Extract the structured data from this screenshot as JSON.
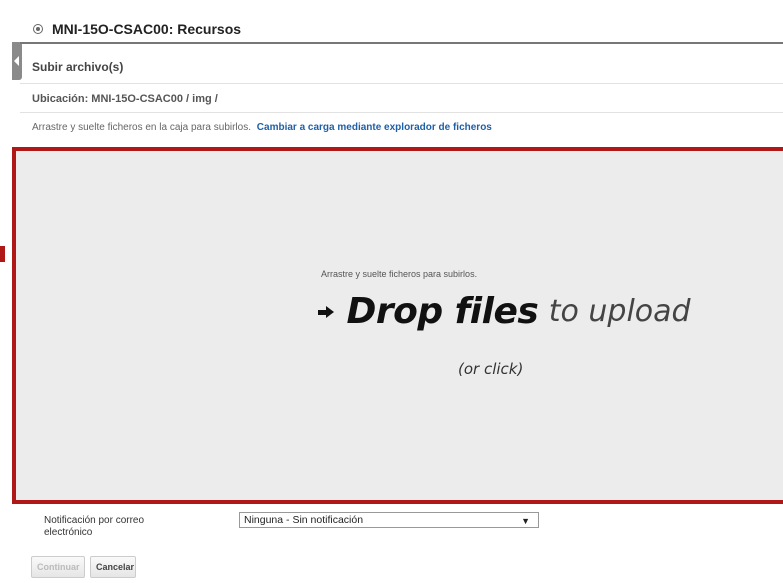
{
  "header": {
    "title": "MNI-15O-CSAC00: Recursos"
  },
  "upload": {
    "subtitle": "Subir archivo(s)",
    "location": "Ubicación: MNI-15O-CSAC00 / img /",
    "instructions": "Arrastre y suelte ficheros en la caja para subirlos.",
    "switch_link": "Cambiar a carga mediante explorador de ficheros"
  },
  "dropzone": {
    "small_text": "Arrastre y suelte ficheros para subirlos.",
    "bold_text": "Drop files",
    "light_text": "to upload",
    "click_text": "(or click)"
  },
  "notification": {
    "label": "Notificación por correo electrónico",
    "selected": "Ninguna - Sin notificación"
  },
  "buttons": {
    "continue": "Continuar",
    "cancel": "Cancelar"
  },
  "colors": {
    "highlight_border": "#b01818",
    "link": "#1f5fa6"
  }
}
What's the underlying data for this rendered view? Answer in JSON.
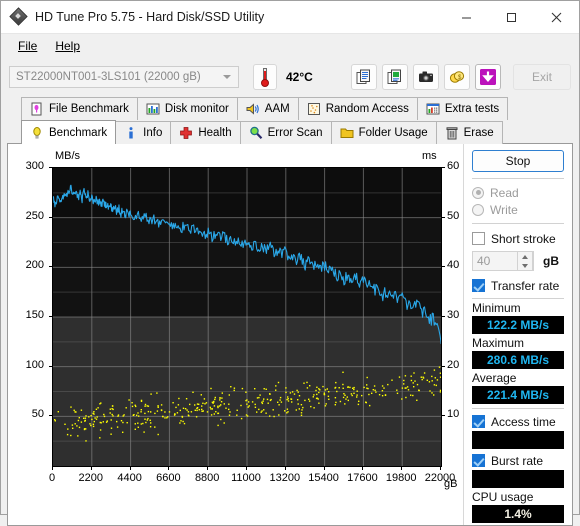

_Challenge:_ Copy all the records above exactly, but leave out the pictures.

_Correct output:_
Extract the structured data from this screenshot as JSON.
{
  "header": {
    "title": "MNI-15O-CSAC00: Recursos"
  },
  "upload": {
    "subtitle": "Subir archivo(s)",
    "location": "Ubicación: MNI-15O-CSAC00 / img /",
    "instructions": "Arrastre y suelte ficheros en la caja para subirlos.",
    "switch_link": "Cambiar a carga mediante explorador de ficheros"
  },
  "dropzone": {
    "small_text": "Arrastre y suelte ficheros para subirlos.",
    "bold_text": "Drop files",
    "light_text": "to upload",
    "click_text": "(or click)"
  },
  "notification": {
    "label": "Notificación por correo electrónico",
    "selected": "Ninguna - Sin notificación"
  },
  "buttons": {
    "continue": "Continuar",
    "cancel": "Cancelar"
  },
  "colors": {
    "highlight_border": "#b01818",
    "link": "#1f5fa6"
  }
}
What's the underlying data for this rendered view? Answer in JSON.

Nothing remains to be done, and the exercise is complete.